### DATA RECORDS
————————
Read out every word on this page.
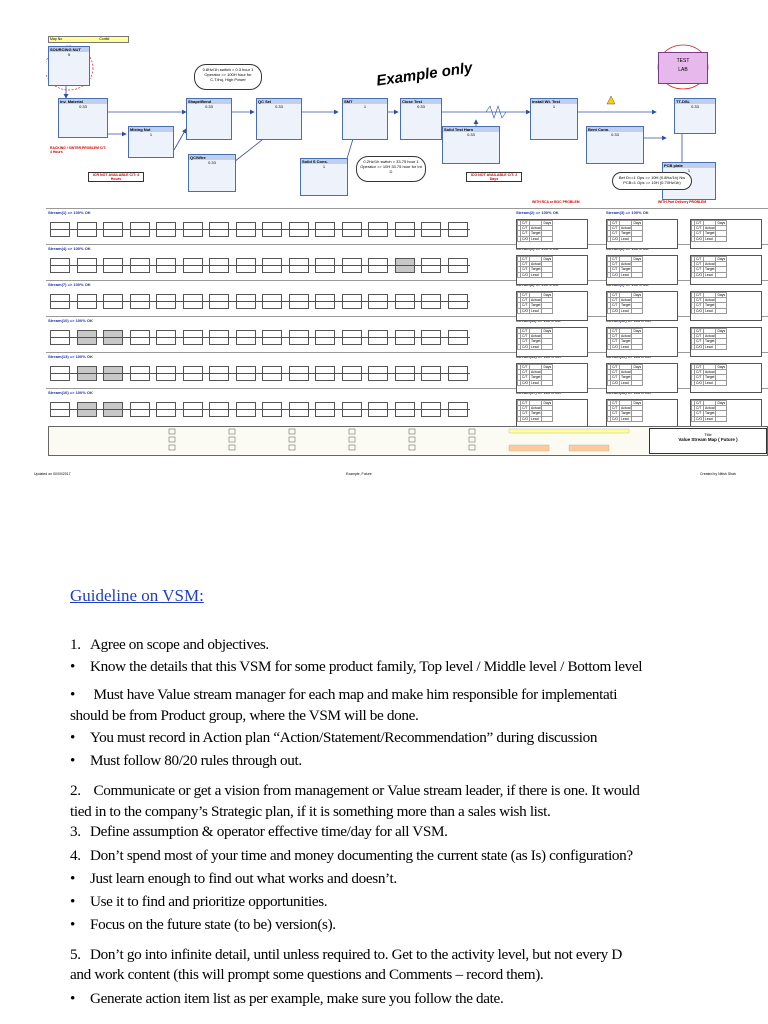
Map No	Confid
Example only	TEST
LAB
SOURCING NUT
5
Inv. Material
0.33
Shape/Bend
0.33
QC Sel
0.33
SMT
1
Close Test
0.33
Install Wt. Test
1
TT-DSL
0.33
Mixing Nut
1
QC/Wire
0.33	Solid S Cons.
1
Solid Test Harn
0.33
Bent Conn.
0.33
PCB plate
1
0.8Hz/1h switch = 0.3 hour 1 Operator => 100H hour for C.T.thq, High Power
0.2Hz/1h switch = 33.75 hour 1 Operator => 10H 33.75 hour for Int D
Bet D<=1 Ops => 10H (0.8Hz/1h) Nw PCB=1 Ops => 10H (0.70Hz/1h)
ICR NOT AVAILABLE C/T: 4 Hours
ICO NOT AVAILABLE C/T: 2 Days
RACKING / SINTER PROBLEM C/T: 4 Hours
WITH RCA or BOC PROBLEM	WITH Part Delivery PROBLEM
Stream(1) => 100% OK	Stream(2) => 100% OK	Stream(3) => 100% OK
Stream(4) => 100% OK
Stream(7) => 100% OK
Stream(10) => 100% OK
Stream(13) => 100% OK
Stream(16) => 100% OK
	C/T		Days
	C/T	Actual	
	C/T	Target	
	C/O	Lead	
	C/T		Days
	C/T	Actual	
	C/T	Target	
	C/O	Lead	
	C/T		Days
	C/T	Actual	
	C/T	Target	
	C/O	Lead	
	C/T		Days
	C/T	Actual	
	C/T	Target	
	C/O	Lead	
	C/T		Days
	C/T	Actual	
	C/T	Target	
	C/O	Lead	
	C/T		Days
	C/T	Actual	
	C/T	Target	
	C/O	Lead	
	C/T		Days
	C/T	Actual	
	C/T	Target	
	C/O	Lead	
	C/T		Days
	C/T	Actual	
	C/T	Target	
	C/O	Lead	
	C/T		Days
	C/T	Actual	
	C/T	Target	
	C/O	Lead	
	C/T		Days
	C/T	Actual	
	C/T	Target	
	C/O	Lead	
	C/T		Days
	C/T	Actual	
	C/T	Target	
	C/O	Lead	
	C/T		Days
	C/T	Actual	
	C/T	Target	
	C/O	Lead	
	C/T		Days
	C/T	Actual	
	C/T	Target	
	C/O	Lead	
	C/T		Days
	C/T	Actual	
	C/T	Target	
	C/O	Lead	
	C/T		Days
	C/T	Actual	
	C/T	Target	
	C/O	Lead	
	C/T		Days
	C/T	Actual	
	C/T	Target	
	C/O	Lead	
	C/T		Days
	C/T	Actual	
	C/T	Target	
	C/O	Lead	
	C/T		Days
	C/T	Actual	
	C/T	Target	
	C/O	Lead	
Title
Value Stream Map ( Future )
Updated on 00/00/2017	Example, Future	Created by Nitish Shah
Guideline on VSM:
1. Agree on scope and objectives.
• Know the details that this VSM for some product family, Top level / Middle level / Bottom level
• Must have Value stream manager for each map and make him responsible for implementati
should be from Product group, where the VSM will be done.
• You must record in Action plan “Action/Statement/Recommendation” during discussion
• Must follow 80/20 rules through out.
2. Communicate or get a vision from management or Value stream leader, if there is one. It would
tied in to the company’s Strategic plan, if it is something more than a sales wish list.
3. Define assumption & operator effective time/day for all VSM.
4. Don’t spend most of your time and money documenting the current state (as Is) configuration?
• Just learn enough to find out what works and doesn’t.
• Use it to find and prioritize opportunities.
• Focus on the future state (to be) version(s).
5. Don’t go into infinite detail, until unless required to. Get to the activity level, but not every D
and work content (this will prompt some questions and Comments – record them).
• Generate action item list as per example, make sure you follow the date.
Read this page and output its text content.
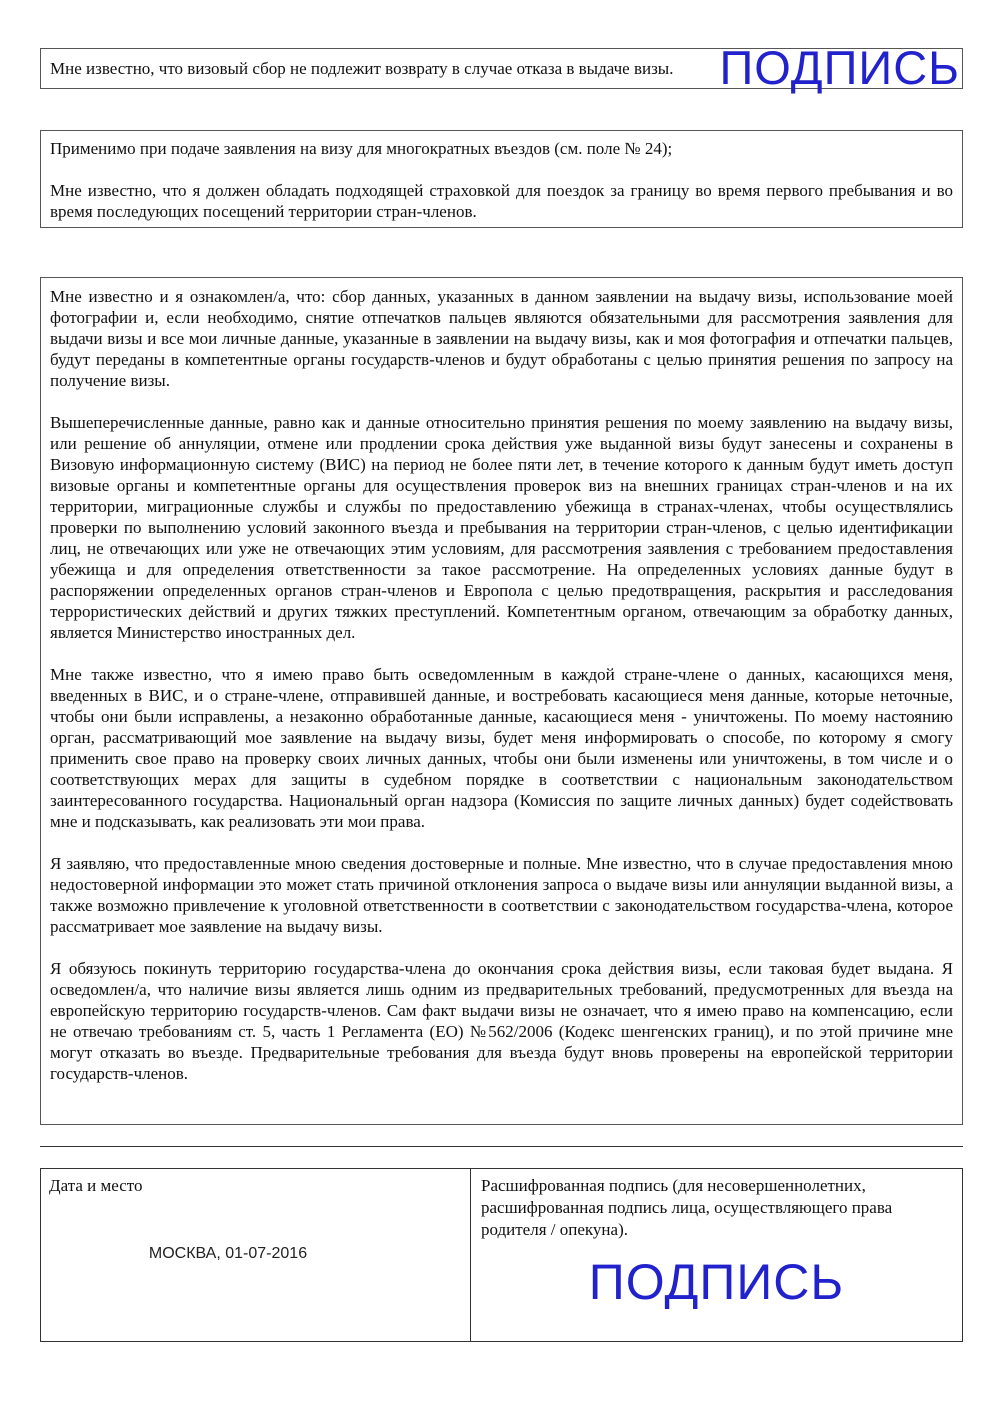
Мне известно, что визовый сбор не подлежит возврату в случае отказа в выдаче визы. ПОДПИСЬ
Применимо при подаче заявления на визу для многократных въездов (см. поле № 24);
Мне известно, что я должен обладать подходящей страховкой для поездок за границу во время первого пребывания и во время последующих посещений территории стран-членов.

Мне известно и я ознакомлен/а, что: сбор данных, указанных в данном заявлении на выдачу визы, использование моей фотографии и, если необходимо, снятие отпечатков пальцев являются обязательными для рассмотрения заявления для выдачи визы и все мои личные данные, указанные в заявлении на выдачу визы, как и моя фотография и отпечатки пальцев, будут переданы в компетентные органы государств-членов и будут обработаны с целью принятия решения по запросу на получение визы.

Вышеперечисленные данные, равно как и данные относительно принятия решения по моему заявлению на выдачу визы, или решение об аннуляции, отмене или продлении срока действия уже выданной визы будут занесены и сохранены в Визовую информационную систему (ВИС) на период не более пяти лет, в течение которого к данным будут иметь доступ визовые органы и компетентные органы для осуществления проверок виз на внешних границах стран-членов и на их территории, миграционные службы и службы по предоставлению убежища в странах-членах, чтобы осуществлялись проверки по выполнению условий законного въезда и пребывания на территории стран-членов, с целью идентификации лиц, не отвечающих или уже не отвечающих этим условиям, для рассмотрения заявления с требованием предоставления убежища и для определения ответственности за такое рассмотрение. На определенных условиях данные будут в распоряжении определенных органов стран-членов и Европола с целью предотвращения, раскрытия и расследования террористических действий и других тяжких преступлений. Компетентным органом, отвечающим за обработку данных, является Министерство иностранных дел.

Мне также известно, что я имею право быть осведомленным в каждой стране-члене о данных, касающихся меня, введенных в ВИС, и о стране-члене, отправившей данные, и востребовать касающиеся меня данные, которые неточные, чтобы они были исправлены, а незаконно обработанные данные, касающиеся меня - уничтожены. По моему настоянию орган, рассматривающий мое заявление на выдачу визы, будет меня информировать о способе, по которому я смогу применить свое право на проверку своих личных данных, чтобы они были изменены или уничтожены, в том числе и о соответствующих мерах для защиты в судебном порядке в соответствии с национальным законодательством заинтересованного государства. Национальный орган надзора (Комиссия по защите личных данных) будет содействовать мне и подсказывать, как реализовать эти мои права.

Я заявляю, что предоставленные мною сведения достоверные и полные. Мне известно, что в случае предоставления мною недостоверной информации это может стать причиной отклонения запроса о выдаче визы или аннуляции выданной визы, а также возможно привлечение к уголовной ответственности в соответствии с законодательством государства-члена, которое рассматривает мое заявление на выдачу визы.

Я обязуюсь покинуть территорию государства-члена до окончания срока действия визы, если таковая будет выдана. Я осведомлен/а, что наличие визы является лишь одним из предварительных требований, предусмотренных для въезда на европейскую территорию государств-членов. Сам факт выдачи визы не означает, что я имею право на компенсацию, если не отвечаю требованиям ст. 5, часть 1 Регламента (ЕО) №562/2006 (Кодекс шенгенских границ), и по этой причине мне могут отказать во въезде. Предварительные требования для въезда будут вновь проверены на европейской территории государств-членов.

Дата и место
МОСКВА, 01-07-2016
Расшифрованная подпись (для несовершеннолетних, расшифрованная подпись лица, осуществляющего права родителя / опекуна).
ПОДПИСЬ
————————
### EXERCISE DIRECTIONS
Transcribe the listing in full and omit the pictures.

### TASK SOLUTION
Read out every word on this page.
Map No	Confid
Example only	TEST
LAB
SOURCING NUT
5
Inv. Material
0.33
Shape/Bend
0.33
QC Sel
0.33
SMT
1
Close Test
0.33
Install Wt. Test
1
TT-DSL
0.33
Mixing Nut
1
QC/Wire
0.33	Solid S Cons.
1
Solid Test Harn
0.33
Bent Conn.
0.33
PCB plate
1
0.8Hz/1h switch = 0.3 hour 1 Operator => 100H hour for C.T.thq, High Power
0.2Hz/1h switch = 33.75 hour 1 Operator => 10H 33.75 hour for Int D
Bet D<=1 Ops => 10H (0.8Hz/1h) Nw PCB=1 Ops => 10H (0.70Hz/1h)
ICR NOT AVAILABLE C/T: 4 Hours
ICO NOT AVAILABLE C/T: 2 Days
RACKING / SINTER PROBLEM C/T: 4 Hours
WITH RCA or BOC PROBLEM	WITH Part Delivery PROBLEM
Stream(1) => 100% OK	Stream(2) => 100% OK	Stream(3) => 100% OK
Stream(4) => 100% OK
Stream(7) => 100% OK
Stream(10) => 100% OK
Stream(13) => 100% OK
Stream(16) => 100% OK
	C/T		Days
	C/T	Actual	
	C/T	Target	
	C/O	Lead	
	C/T		Days
	C/T	Actual	
	C/T	Target	
	C/O	Lead	
	C/T		Days
	C/T	Actual	
	C/T	Target	
	C/O	Lead	
	C/T		Days
	C/T	Actual	
	C/T	Target	
	C/O	Lead	
	C/T		Days
	C/T	Actual	
	C/T	Target	
	C/O	Lead	
	C/T		Days
	C/T	Actual	
	C/T	Target	
	C/O	Lead	
	C/T		Days
	C/T	Actual	
	C/T	Target	
	C/O	Lead	
	C/T		Days
	C/T	Actual	
	C/T	Target	
	C/O	Lead	
	C/T		Days
	C/T	Actual	
	C/T	Target	
	C/O	Lead	
	C/T		Days
	C/T	Actual	
	C/T	Target	
	C/O	Lead	
	C/T		Days
	C/T	Actual	
	C/T	Target	
	C/O	Lead	
	C/T		Days
	C/T	Actual	
	C/T	Target	
	C/O	Lead	
	C/T		Days
	C/T	Actual	
	C/T	Target	
	C/O	Lead	
	C/T		Days
	C/T	Actual	
	C/T	Target	
	C/O	Lead	
	C/T		Days
	C/T	Actual	
	C/T	Target	
	C/O	Lead	
	C/T		Days
	C/T	Actual	
	C/T	Target	
	C/O	Lead	
	C/T		Days
	C/T	Actual	
	C/T	Target	
	C/O	Lead	
	C/T		Days
	C/T	Actual	
	C/T	Target	
	C/O	Lead	
Title
Value Stream Map ( Future )
Updated on 00/00/2017	Example, Future	Created by Nitish Shah
Guideline on VSM:
1. Agree on scope and objectives.
• Know the details that this VSM for some product family, Top level / Middle level / Bottom level
• Must have Value stream manager for each map and make him responsible for implementati
should be from Product group, where the VSM will be done.
• You must record in Action plan “Action/Statement/Recommendation” during discussion
• Must follow 80/20 rules through out.
2. Communicate or get a vision from management or Value stream leader, if there is one. It would
tied in to the company’s Strategic plan, if it is something more than a sales wish list.
3. Define assumption & operator effective time/day for all VSM.
4. Don’t spend most of your time and money documenting the current state (as Is) configuration?
• Just learn enough to find out what works and doesn’t.
• Use it to find and prioritize opportunities.
• Focus on the future state (to be) version(s).
5. Don’t go into infinite detail, until unless required to. Get to the activity level, but not every D
and work content (this will prompt some questions and Comments – record them).
• Generate action item list as per example, make sure you follow the date.
Read this page and output its text content.
Мне известно, что визовый сбор не подлежит возврату в случае отказа в выдаче визы. ПОДПИСЬ
Применимо при подаче заявления на визу для многократных въездов (см. поле № 24);
Мне известно, что я должен обладать подходящей страховкой для поездок за границу во время первого пребывания и во время последующих посещений территории стран-членов.

Мне известно и я ознакомлен/а, что: сбор данных, указанных в данном заявлении на выдачу визы, использование моей фотографии и, если необходимо, снятие отпечатков пальцев являются обязательными для рассмотрения заявления для выдачи визы и все мои личные данные, указанные в заявлении на выдачу визы, как и моя фотография и отпечатки пальцев, будут переданы в компетентные органы государств-членов и будут обработаны с целью принятия решения по запросу на получение визы.

Вышеперечисленные данные, равно как и данные относительно принятия решения по моему заявлению на выдачу визы, или решение об аннуляции, отмене или продлении срока действия уже выданной визы будут занесены и сохранены в Визовую информационную систему (ВИС) на период не более пяти лет, в течение которого к данным будут иметь доступ визовые органы и компетентные органы для осуществления проверок виз на внешних границах стран-членов и на их территории, миграционные службы и службы по предоставлению убежища в странах-членах, чтобы осуществлялись проверки по выполнению условий законного въезда и пребывания на территории стран-членов, с целью идентификации лиц, не отвечающих или уже не отвечающих этим условиям, для рассмотрения заявления с требованием предоставления убежища и для определения ответственности за такое рассмотрение. На определенных условиях данные будут в распоряжении определенных органов стран-членов и Европола с целью предотвращения, раскрытия и расследования террористических действий и других тяжких преступлений. Компетентным органом, отвечающим за обработку данных, является Министерство иностранных дел.

Мне также известно, что я имею право быть осведомленным в каждой стране-члене о данных, касающихся меня, введенных в ВИС, и о стране-члене, отправившей данные, и востребовать касающиеся меня данные, которые неточные, чтобы они были исправлены, а незаконно обработанные данные, касающиеся меня - уничтожены. По моему настоянию орган, рассматривающий мое заявление на выдачу визы, будет меня информировать о способе, по которому я смогу применить свое право на проверку своих личных данных, чтобы они были изменены или уничтожены, в том числе и о соответствующих мерах для защиты в судебном порядке в соответствии с национальным законодательством заинтересованного государства. Национальный орган надзора (Комиссия по защите личных данных) будет содействовать мне и подсказывать, как реализовать эти мои права.

Я заявляю, что предоставленные мною сведения достоверные и полные. Мне известно, что в случае предоставления мною недостоверной информации это может стать причиной отклонения запроса о выдаче визы или аннуляции выданной визы, а также возможно привлечение к уголовной ответственности в соответствии с законодательством государства-члена, которое рассматривает мое заявление на выдачу визы.

Я обязуюсь покинуть территорию государства-члена до окончания срока действия визы, если таковая будет выдана. Я осведомлен/а, что наличие визы является лишь одним из предварительных требований, предусмотренных для въезда на европейскую территорию государств-членов. Сам факт выдачи визы не означает, что я имею право на компенсацию, если не отвечаю требованиям ст. 5, часть 1 Регламента (ЕО) №562/2006 (Кодекс шенгенских границ), и по этой причине мне могут отказать во въезде. Предварительные требования для въезда будут вновь проверены на европейской территории государств-членов.

Дата и место
МОСКВА, 01-07-2016
Расшифрованная подпись (для несовершеннолетних, расшифрованная подпись лица, осуществляющего права родителя / опекуна).
ПОДПИСЬ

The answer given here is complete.